(Items from a data source)
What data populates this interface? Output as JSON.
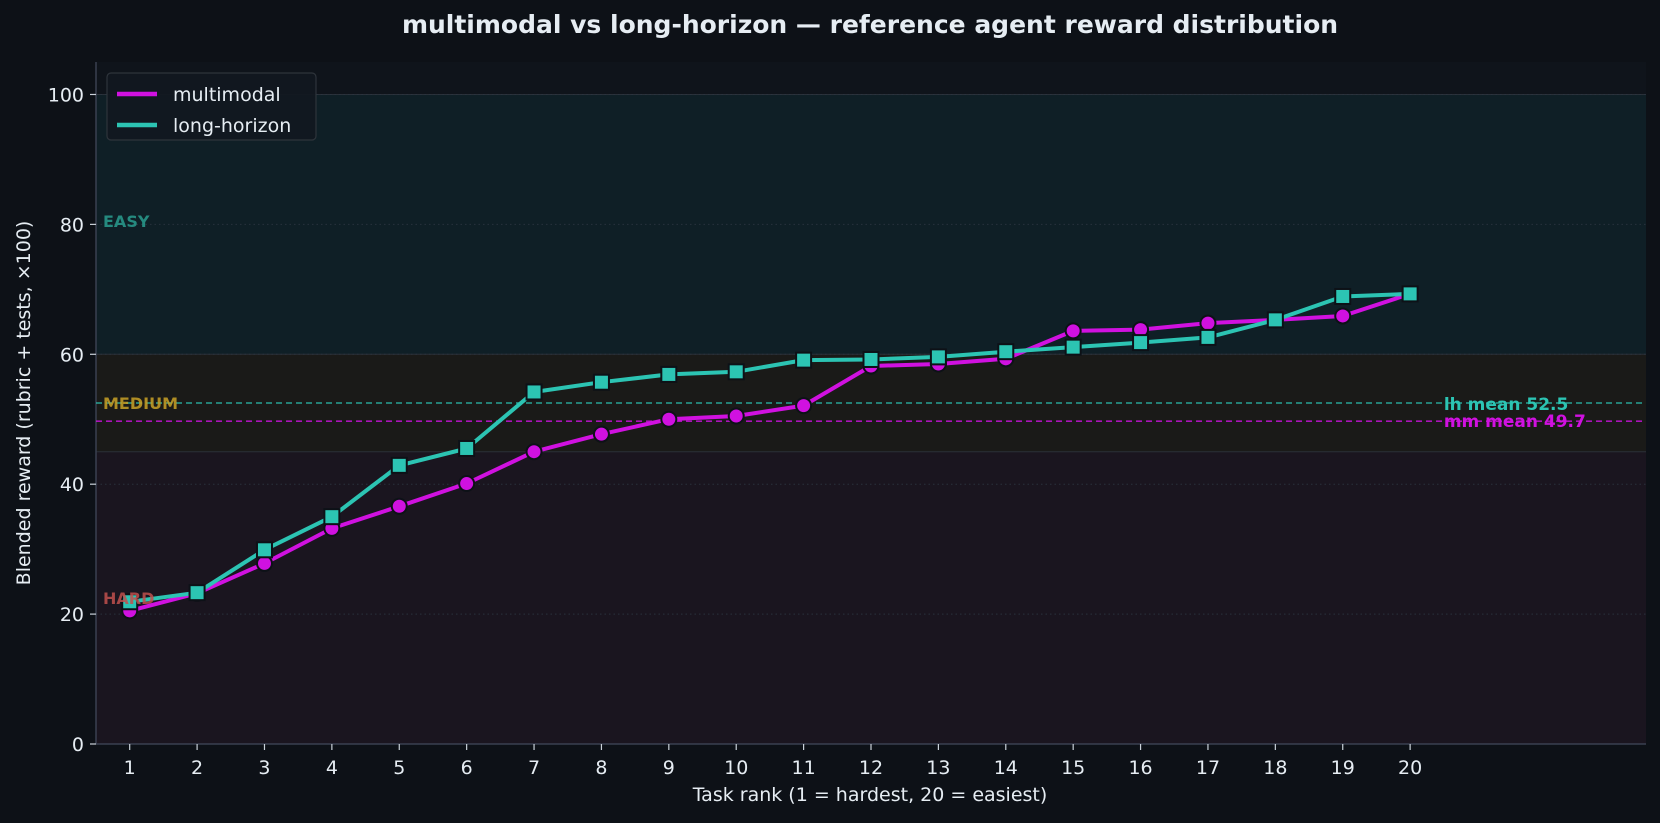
{
  "chart_data": {
    "type": "line",
    "title": "multimodal vs long-horizon — reference agent reward distribution",
    "xlabel": "Task rank (1 = hardest, 20 = easiest)",
    "ylabel": "Blended reward (rubric + tests, ×100)",
    "x": [
      1,
      2,
      3,
      4,
      5,
      6,
      7,
      8,
      9,
      10,
      11,
      12,
      13,
      14,
      15,
      16,
      17,
      18,
      19,
      20
    ],
    "xlim": [
      0.5,
      23.5
    ],
    "ylim": [
      0,
      105
    ],
    "yticks": [
      0,
      20,
      40,
      60,
      80,
      100
    ],
    "grid": true,
    "legend_position": "top-left",
    "series": [
      {
        "name": "multimodal",
        "color": "#d011e0",
        "marker": "circle",
        "values": [
          20.5,
          23.2,
          27.8,
          33.2,
          36.6,
          40.1,
          45.0,
          47.7,
          50.0,
          50.5,
          52.1,
          58.2,
          58.5,
          59.3,
          63.6,
          63.8,
          64.8,
          65.3,
          65.9,
          69.3
        ]
      },
      {
        "name": "long-horizon",
        "color": "#2cc4b3",
        "marker": "square",
        "values": [
          21.9,
          23.3,
          29.9,
          35.0,
          42.9,
          45.5,
          54.2,
          55.7,
          56.9,
          57.3,
          59.1,
          59.2,
          59.6,
          60.4,
          61.1,
          61.8,
          62.6,
          65.3,
          68.9,
          69.3
        ]
      }
    ],
    "bands": [
      {
        "label": "EASY",
        "from": 60,
        "to": 100,
        "fill": "#0f1f26",
        "label_color": "#2a9d8f",
        "label_y": 80.5
      },
      {
        "label": "MEDIUM",
        "from": 45,
        "to": 60,
        "fill": "#1a1a18",
        "label_color": "#c9a227",
        "label_y": 52.5
      },
      {
        "label": "HARD",
        "from": 0,
        "to": 45,
        "fill": "#1a151f",
        "label_color": "#c0504d",
        "label_y": 22.5
      }
    ],
    "mean_lines": [
      {
        "label": "lh mean 52.5",
        "value": 52.5,
        "color": "#2cc4b3"
      },
      {
        "label": "mm mean 49.7",
        "value": 49.7,
        "color": "#d011e0"
      }
    ]
  }
}
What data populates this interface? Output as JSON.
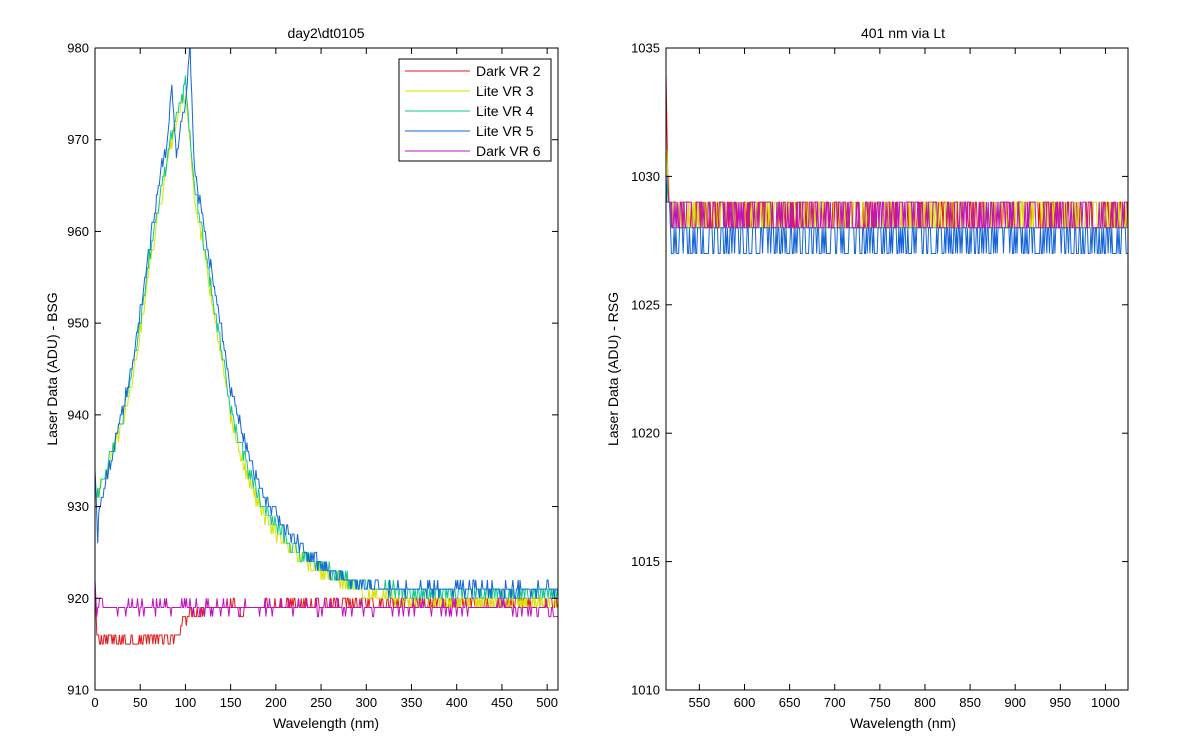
{
  "chart_data": [
    {
      "type": "line",
      "title": "day2\\dt0105",
      "xlabel": "Wavelength (nm)",
      "ylabel": "Laser Data (ADU) - BSG",
      "xlim": [
        0,
        512
      ],
      "ylim": [
        910,
        980
      ],
      "xticks": [
        0,
        50,
        100,
        150,
        200,
        250,
        300,
        350,
        400,
        450,
        500
      ],
      "yticks": [
        910,
        920,
        930,
        940,
        950,
        960,
        970,
        980
      ],
      "legend_position": "top-right",
      "series": [
        {
          "name": "Dark VR 2",
          "color": "#e31a1c",
          "x": [
            0,
            2,
            5,
            10,
            20,
            30,
            40,
            50,
            60,
            70,
            80,
            85,
            90,
            95,
            100,
            110,
            120,
            150,
            200,
            250,
            300,
            350,
            400,
            450,
            500,
            512
          ],
          "y": [
            921,
            916,
            915,
            915.5,
            915.5,
            915.5,
            915.5,
            915.5,
            915.5,
            915.5,
            915.5,
            915.5,
            915.5,
            917,
            918,
            918.5,
            919,
            919,
            919,
            919.5,
            919.5,
            919.5,
            919.5,
            919.5,
            919.5,
            919.5
          ],
          "noise": 0.6
        },
        {
          "name": "Lite VR 3",
          "color": "#d4e600",
          "x": [
            0,
            5,
            10,
            20,
            30,
            40,
            50,
            60,
            70,
            80,
            90,
            100,
            110,
            120,
            130,
            140,
            150,
            160,
            170,
            180,
            190,
            200,
            220,
            240,
            260,
            280,
            300,
            330,
            360,
            400,
            450,
            500,
            512
          ],
          "y": [
            931,
            932,
            933,
            936,
            939,
            943,
            949,
            956,
            962,
            967,
            972,
            975,
            964,
            958,
            952,
            946,
            940,
            936,
            933,
            930.5,
            928.5,
            927,
            925,
            923.5,
            922.5,
            921.5,
            920.5,
            920,
            919.5,
            919.5,
            919.5,
            919.5,
            919.5
          ],
          "noise": 0.7
        },
        {
          "name": "Lite VR 4",
          "color": "#12c98a",
          "x": [
            0,
            5,
            10,
            20,
            30,
            40,
            50,
            60,
            70,
            80,
            90,
            100,
            110,
            120,
            130,
            140,
            150,
            160,
            170,
            180,
            190,
            200,
            220,
            240,
            260,
            280,
            300,
            330,
            360,
            400,
            450,
            500,
            512
          ],
          "y": [
            931,
            932,
            933,
            936.5,
            939.5,
            944,
            950,
            957,
            963,
            968,
            973,
            976,
            965,
            959,
            953,
            947,
            941,
            937,
            934,
            931.5,
            929.5,
            928,
            925.5,
            924,
            923,
            922,
            921.5,
            921,
            920.5,
            920.5,
            920.5,
            920.5,
            920.5
          ],
          "noise": 0.7
        },
        {
          "name": "Lite VR 5",
          "color": "#1565d8",
          "x": [
            0,
            3,
            5,
            10,
            20,
            30,
            40,
            50,
            55,
            60,
            70,
            80,
            85,
            90,
            95,
            100,
            105,
            110,
            120,
            130,
            140,
            150,
            160,
            170,
            180,
            190,
            200,
            220,
            240,
            260,
            280,
            300,
            330,
            360,
            400,
            450,
            500,
            512
          ],
          "y": [
            934,
            927,
            930,
            932,
            936,
            940,
            945,
            951,
            955,
            958,
            965,
            970,
            976,
            968,
            972,
            974,
            980,
            967,
            961,
            955,
            949,
            943,
            939,
            935.5,
            932.5,
            930.5,
            929,
            926.5,
            924.5,
            923,
            922,
            921.5,
            921,
            921,
            921,
            921,
            921,
            921
          ],
          "noise": 0.7
        },
        {
          "name": "Dark VR 6",
          "color": "#c013c0",
          "x": [
            0,
            2,
            5,
            10,
            50,
            100,
            150,
            200,
            250,
            300,
            350,
            400,
            450,
            500,
            512
          ],
          "y": [
            922,
            918,
            920,
            919,
            919,
            919,
            919,
            919,
            919,
            919,
            919,
            919,
            919,
            919,
            918
          ],
          "noise": 0.6
        }
      ]
    },
    {
      "type": "line",
      "title": "401 nm via Lt",
      "xlabel": "Wavelength (nm)",
      "ylabel": "Laser Data (ADU) - RSG",
      "xlim": [
        513,
        1025
      ],
      "ylim": [
        1010,
        1035
      ],
      "xticks": [
        550,
        600,
        650,
        700,
        750,
        800,
        850,
        900,
        950,
        1000
      ],
      "yticks": [
        1010,
        1015,
        1020,
        1025,
        1030,
        1035
      ],
      "series": [
        {
          "color": "#e31a1c",
          "x": [
            513,
            515,
            517,
            520,
            1025
          ],
          "y": [
            1034,
            1030,
            1029,
            1028.5,
            1028.5
          ],
          "noise": 0.5
        },
        {
          "color": "#d4e600",
          "x": [
            513,
            517,
            520,
            1025
          ],
          "y": [
            1031,
            1029,
            1028.5,
            1028.5
          ],
          "noise": 0.5
        },
        {
          "color": "#12c98a",
          "x": [
            513,
            520,
            1025
          ],
          "y": [
            1030,
            1028,
            1028
          ],
          "noise": 0.5
        },
        {
          "color": "#1565d8",
          "x": [
            513,
            520,
            1025
          ],
          "y": [
            1030,
            1027.5,
            1027.5
          ],
          "noise": 0.5
        },
        {
          "color": "#c013c0",
          "x": [
            513,
            520,
            1025
          ],
          "y": [
            1030,
            1028.5,
            1028.5
          ],
          "noise": 0.5
        }
      ]
    }
  ]
}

#### TASK OBJECTIVE
Reproduce every record word for word. The copy must contain no pictures.

#### RESULT OF THIS TASK
What data populates this interface? Output as JSON.
{
  "chart_data": {
    "type": "line",
    "title": "multimodal vs long-horizon — reference agent reward distribution",
    "xlabel": "Task rank (1 = hardest, 20 = easiest)",
    "ylabel": "Blended reward (rubric + tests, ×100)",
    "x": [
      1,
      2,
      3,
      4,
      5,
      6,
      7,
      8,
      9,
      10,
      11,
      12,
      13,
      14,
      15,
      16,
      17,
      18,
      19,
      20
    ],
    "xlim": [
      0.5,
      23.5
    ],
    "ylim": [
      0,
      105
    ],
    "yticks": [
      0,
      20,
      40,
      60,
      80,
      100
    ],
    "grid": true,
    "legend_position": "top-left",
    "series": [
      {
        "name": "multimodal",
        "color": "#d011e0",
        "marker": "circle",
        "values": [
          20.5,
          23.2,
          27.8,
          33.2,
          36.6,
          40.1,
          45.0,
          47.7,
          50.0,
          50.5,
          52.1,
          58.2,
          58.5,
          59.3,
          63.6,
          63.8,
          64.8,
          65.3,
          65.9,
          69.3
        ]
      },
      {
        "name": "long-horizon",
        "color": "#2cc4b3",
        "marker": "square",
        "values": [
          21.9,
          23.3,
          29.9,
          35.0,
          42.9,
          45.5,
          54.2,
          55.7,
          56.9,
          57.3,
          59.1,
          59.2,
          59.6,
          60.4,
          61.1,
          61.8,
          62.6,
          65.3,
          68.9,
          69.3
        ]
      }
    ],
    "bands": [
      {
        "label": "EASY",
        "from": 60,
        "to": 100,
        "fill": "#0f1f26",
        "label_color": "#2a9d8f",
        "label_y": 80.5
      },
      {
        "label": "MEDIUM",
        "from": 45,
        "to": 60,
        "fill": "#1a1a18",
        "label_color": "#c9a227",
        "label_y": 52.5
      },
      {
        "label": "HARD",
        "from": 0,
        "to": 45,
        "fill": "#1a151f",
        "label_color": "#c0504d",
        "label_y": 22.5
      }
    ],
    "mean_lines": [
      {
        "label": "lh mean 52.5",
        "value": 52.5,
        "color": "#2cc4b3"
      },
      {
        "label": "mm mean 49.7",
        "value": 49.7,
        "color": "#d011e0"
      }
    ]
  }
}
What data populates this interface? Output as JSON.
{
  "chart_data": [
    {
      "type": "line",
      "title": "day2\\dt0105",
      "xlabel": "Wavelength (nm)",
      "ylabel": "Laser Data (ADU) - BSG",
      "xlim": [
        0,
        512
      ],
      "ylim": [
        910,
        980
      ],
      "xticks": [
        0,
        50,
        100,
        150,
        200,
        250,
        300,
        350,
        400,
        450,
        500
      ],
      "yticks": [
        910,
        920,
        930,
        940,
        950,
        960,
        970,
        980
      ],
      "legend_position": "top-right",
      "series": [
        {
          "name": "Dark VR 2",
          "color": "#e31a1c",
          "x": [
            0,
            2,
            5,
            10,
            20,
            30,
            40,
            50,
            60,
            70,
            80,
            85,
            90,
            95,
            100,
            110,
            120,
            150,
            200,
            250,
            300,
            350,
            400,
            450,
            500,
            512
          ],
          "y": [
            921,
            916,
            915,
            915.5,
            915.5,
            915.5,
            915.5,
            915.5,
            915.5,
            915.5,
            915.5,
            915.5,
            915.5,
            917,
            918,
            918.5,
            919,
            919,
            919,
            919.5,
            919.5,
            919.5,
            919.5,
            919.5,
            919.5,
            919.5
          ],
          "noise": 0.6
        },
        {
          "name": "Lite VR 3",
          "color": "#d4e600",
          "x": [
            0,
            5,
            10,
            20,
            30,
            40,
            50,
            60,
            70,
            80,
            90,
            100,
            110,
            120,
            130,
            140,
            150,
            160,
            170,
            180,
            190,
            200,
            220,
            240,
            260,
            280,
            300,
            330,
            360,
            400,
            450,
            500,
            512
          ],
          "y": [
            931,
            932,
            933,
            936,
            939,
            943,
            949,
            956,
            962,
            967,
            972,
            975,
            964,
            958,
            952,
            946,
            940,
            936,
            933,
            930.5,
            928.5,
            927,
            925,
            923.5,
            922.5,
            921.5,
            920.5,
            920,
            919.5,
            919.5,
            919.5,
            919.5,
            919.5
          ],
          "noise": 0.7
        },
        {
          "name": "Lite VR 4",
          "color": "#12c98a",
          "x": [
            0,
            5,
            10,
            20,
            30,
            40,
            50,
            60,
            70,
            80,
            90,
            100,
            110,
            120,
            130,
            140,
            150,
            160,
            170,
            180,
            190,
            200,
            220,
            240,
            260,
            280,
            300,
            330,
            360,
            400,
            450,
            500,
            512
          ],
          "y": [
            931,
            932,
            933,
            936.5,
            939.5,
            944,
            950,
            957,
            963,
            968,
            973,
            976,
            965,
            959,
            953,
            947,
            941,
            937,
            934,
            931.5,
            929.5,
            928,
            925.5,
            924,
            923,
            922,
            921.5,
            921,
            920.5,
            920.5,
            920.5,
            920.5,
            920.5
          ],
          "noise": 0.7
        },
        {
          "name": "Lite VR 5",
          "color": "#1565d8",
          "x": [
            0,
            3,
            5,
            10,
            20,
            30,
            40,
            50,
            55,
            60,
            70,
            80,
            85,
            90,
            95,
            100,
            105,
            110,
            120,
            130,
            140,
            150,
            160,
            170,
            180,
            190,
            200,
            220,
            240,
            260,
            280,
            300,
            330,
            360,
            400,
            450,
            500,
            512
          ],
          "y": [
            934,
            927,
            930,
            932,
            936,
            940,
            945,
            951,
            955,
            958,
            965,
            970,
            976,
            968,
            972,
            974,
            980,
            967,
            961,
            955,
            949,
            943,
            939,
            935.5,
            932.5,
            930.5,
            929,
            926.5,
            924.5,
            923,
            922,
            921.5,
            921,
            921,
            921,
            921,
            921,
            921
          ],
          "noise": 0.7
        },
        {
          "name": "Dark VR 6",
          "color": "#c013c0",
          "x": [
            0,
            2,
            5,
            10,
            50,
            100,
            150,
            200,
            250,
            300,
            350,
            400,
            450,
            500,
            512
          ],
          "y": [
            922,
            918,
            920,
            919,
            919,
            919,
            919,
            919,
            919,
            919,
            919,
            919,
            919,
            919,
            918
          ],
          "noise": 0.6
        }
      ]
    },
    {
      "type": "line",
      "title": "401 nm via Lt",
      "xlabel": "Wavelength (nm)",
      "ylabel": "Laser Data (ADU) - RSG",
      "xlim": [
        513,
        1025
      ],
      "ylim": [
        1010,
        1035
      ],
      "xticks": [
        550,
        600,
        650,
        700,
        750,
        800,
        850,
        900,
        950,
        1000
      ],
      "yticks": [
        1010,
        1015,
        1020,
        1025,
        1030,
        1035
      ],
      "series": [
        {
          "color": "#e31a1c",
          "x": [
            513,
            515,
            517,
            520,
            1025
          ],
          "y": [
            1034,
            1030,
            1029,
            1028.5,
            1028.5
          ],
          "noise": 0.5
        },
        {
          "color": "#d4e600",
          "x": [
            513,
            517,
            520,
            1025
          ],
          "y": [
            1031,
            1029,
            1028.5,
            1028.5
          ],
          "noise": 0.5
        },
        {
          "color": "#12c98a",
          "x": [
            513,
            520,
            1025
          ],
          "y": [
            1030,
            1028,
            1028
          ],
          "noise": 0.5
        },
        {
          "color": "#1565d8",
          "x": [
            513,
            520,
            1025
          ],
          "y": [
            1030,
            1027.5,
            1027.5
          ],
          "noise": 0.5
        },
        {
          "color": "#c013c0",
          "x": [
            513,
            520,
            1025
          ],
          "y": [
            1030,
            1028.5,
            1028.5
          ],
          "noise": 0.5
        }
      ]
    }
  ]
}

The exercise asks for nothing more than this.